▸ **What needs to be done**: Repeat the lines in the records below, starting at the line with "currency-selector[interactable]: USD (1571, 10, 1612, 24)" and ending at the line with "special-offers-badge[interactable]: SPECIAL OFFERS", both lines included.

Records from a dataset:
***

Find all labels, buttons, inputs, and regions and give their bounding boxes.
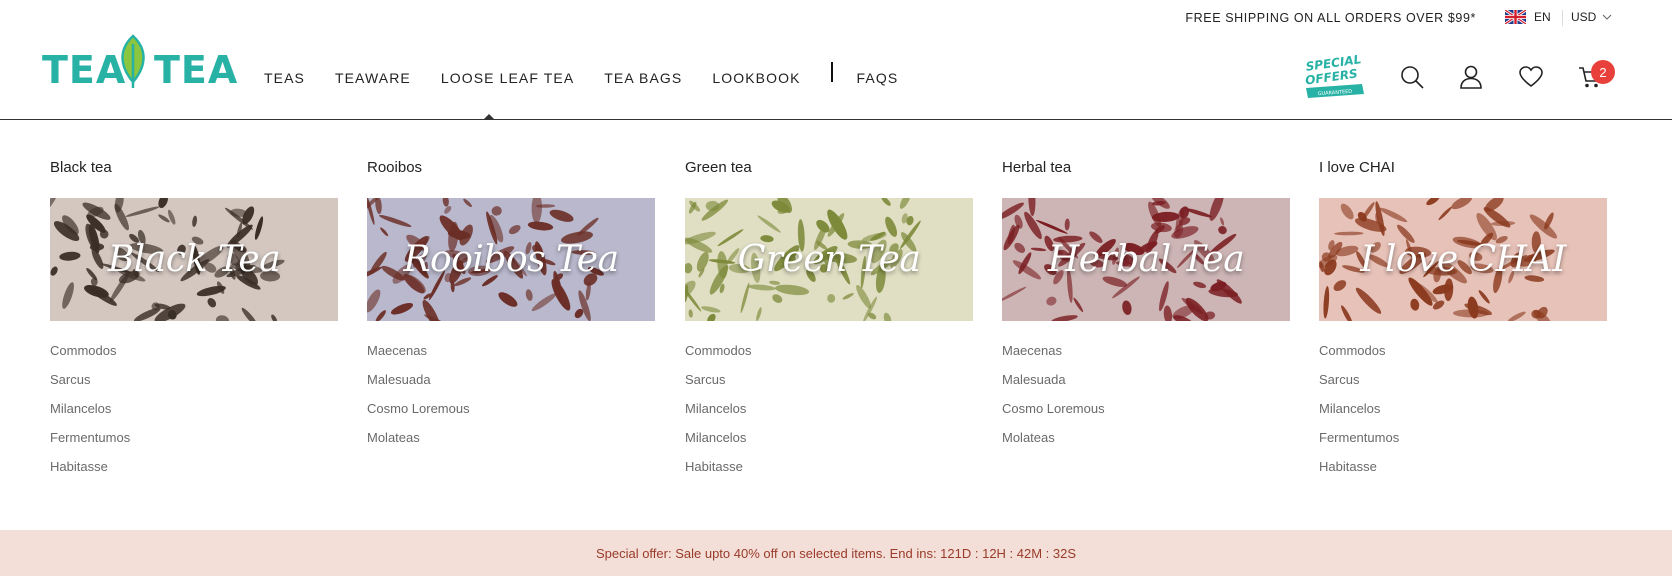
currency-selector[interactable]: USD (1571, 10, 1612, 24)
menu-link[interactable]: Maecenas (1002, 343, 1290, 372)
menu-link[interactable]: Molateas (1002, 430, 1290, 459)
special-offers-badge[interactable]: SPECIAL OFFERS GUARANTEED (1300, 52, 1370, 102)
nav-teaware[interactable]: TEAWARE (335, 70, 411, 86)
menu-link[interactable]: Milancelos (685, 401, 973, 430)
category-banner[interactable]: Green Tea (685, 198, 973, 321)
menu-link[interactable]: Sarcus (685, 372, 973, 401)
logo-text-left: TEA (42, 48, 127, 92)
category-links: Maecenas Malesuada Cosmo Loremous Molate… (1002, 343, 1290, 459)
column-title[interactable]: Green tea (685, 159, 973, 179)
menu-link[interactable]: Milancelos (1319, 401, 1607, 430)
special-offer-text: Special offer: Sale upto 40% off on sele… (595, 545, 1077, 561)
logo-text-right: TEA (154, 48, 239, 92)
nav-faqs[interactable]: FAQS (857, 70, 899, 86)
nav-divider (830, 62, 833, 82)
site-logo[interactable]: TEA TEA (42, 34, 237, 94)
column-title[interactable]: I love CHAI (1319, 159, 1607, 179)
menu-link[interactable]: Sarcus (1319, 372, 1607, 401)
banner-label: Green Tea (737, 239, 921, 280)
menu-column-green-tea: Green tea Green Tea Commodos Sarcus Mila… (685, 159, 973, 488)
menu-column-herbal-tea: Herbal tea Herbal Tea Maecenas Malesuada… (1002, 159, 1290, 459)
menu-link[interactable]: Milancelos (50, 401, 338, 430)
nav-lookbook[interactable]: LOOKBOOK (712, 70, 800, 86)
menu-link[interactable]: Habitasse (685, 459, 973, 488)
site-header: TEA TEA TEAS TEAWARE LOOSE LEAF TEA TEA … (0, 30, 1672, 120)
category-banner[interactable]: Rooibos Tea (367, 198, 655, 321)
search-icon[interactable] (1399, 64, 1425, 90)
mega-menu: Black tea Black Tea Commodos Sarcus Mila… (0, 121, 1672, 530)
category-links: Commodos Sarcus Milancelos Fermentumos H… (1319, 343, 1607, 488)
nav-teas[interactable]: TEAS (264, 70, 305, 86)
menu-link[interactable]: Habitasse (50, 459, 338, 488)
menu-column-rooibos: Rooibos Rooibos Tea Maecenas Malesuada C… (367, 159, 655, 459)
category-banner[interactable]: Black Tea (50, 198, 338, 321)
cart-count-badge: 2 (1591, 60, 1615, 84)
menu-link[interactable]: Cosmo Loremous (367, 401, 655, 430)
currency-label: USD (1571, 10, 1597, 24)
category-banner[interactable]: I love CHAI (1319, 198, 1607, 321)
menu-link[interactable]: Commodos (50, 343, 338, 372)
leaf-logo-icon (121, 34, 145, 88)
banner-label: Rooibos Tea (403, 239, 619, 280)
menu-link[interactable]: Malesuada (367, 372, 655, 401)
heart-icon[interactable] (1518, 64, 1544, 90)
active-menu-caret (483, 114, 495, 120)
menu-link[interactable]: Cosmo Loremous (1002, 401, 1290, 430)
uk-flag-icon (1505, 10, 1526, 24)
column-title[interactable]: Rooibos (367, 159, 655, 179)
column-title[interactable]: Herbal tea (1002, 159, 1290, 179)
menu-link[interactable]: Molateas (367, 430, 655, 459)
menu-link[interactable]: Commodos (685, 343, 973, 372)
user-icon[interactable] (1458, 64, 1484, 90)
nav-loose-leaf-tea[interactable]: LOOSE LEAF TEA (441, 70, 574, 86)
banner-label: Black Tea (107, 239, 281, 280)
category-banner[interactable]: Herbal Tea (1002, 198, 1290, 321)
menu-link[interactable]: Maecenas (367, 343, 655, 372)
special-offers-ribbon: GUARANTEED (1317, 89, 1352, 97)
chevron-down-icon (1602, 14, 1612, 20)
category-links: Commodos Sarcus Milancelos Fermentumos H… (50, 343, 338, 488)
nav-tea-bags[interactable]: TEA BAGS (604, 70, 682, 86)
language-selector[interactable]: EN (1505, 10, 1551, 24)
menu-link[interactable]: Commodos (1319, 343, 1607, 372)
menu-column-black-tea: Black tea Black Tea Commodos Sarcus Mila… (50, 159, 338, 488)
menu-link[interactable]: Fermentumos (1319, 430, 1607, 459)
column-title[interactable]: Black tea (50, 159, 338, 179)
language-label: EN (1534, 10, 1551, 24)
menu-link[interactable]: Fermentumos (50, 430, 338, 459)
topbar-divider (1562, 10, 1563, 26)
banner-label: Herbal Tea (1047, 239, 1245, 280)
menu-column-i-love-chai: I love CHAI I love CHAI Commodos Sarcus … (1319, 159, 1607, 488)
menu-link[interactable]: Habitasse (1319, 459, 1607, 488)
category-links: Maecenas Malesuada Cosmo Loremous Molate… (367, 343, 655, 459)
menu-link[interactable]: Malesuada (1002, 372, 1290, 401)
category-links: Commodos Sarcus Milancelos Milancelos Ha… (685, 343, 973, 488)
main-nav: TEAS TEAWARE LOOSE LEAF TEA TEA BAGS LOO… (264, 62, 928, 86)
menu-link[interactable]: Sarcus (50, 372, 338, 401)
free-shipping-notice: FREE SHIPPING ON ALL ORDERS OVER $99* (1185, 11, 1476, 25)
menu-link[interactable]: Milancelos (685, 430, 973, 459)
banner-label: I love CHAI (1360, 239, 1566, 280)
special-offer-bar: Special offer: Sale upto 40% off on sele… (0, 530, 1672, 576)
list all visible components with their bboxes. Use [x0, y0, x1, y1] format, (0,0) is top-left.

***

▸ **The result**:
currency-selector[interactable]: USD (1571, 10, 1612, 24)
menu-link[interactable]: Maecenas (1002, 343, 1290, 372)
menu-link[interactable]: Molateas (1002, 430, 1290, 459)
special-offers-badge[interactable]: SPECIAL OFFERS GUARANTEED (1300, 52, 1370, 102)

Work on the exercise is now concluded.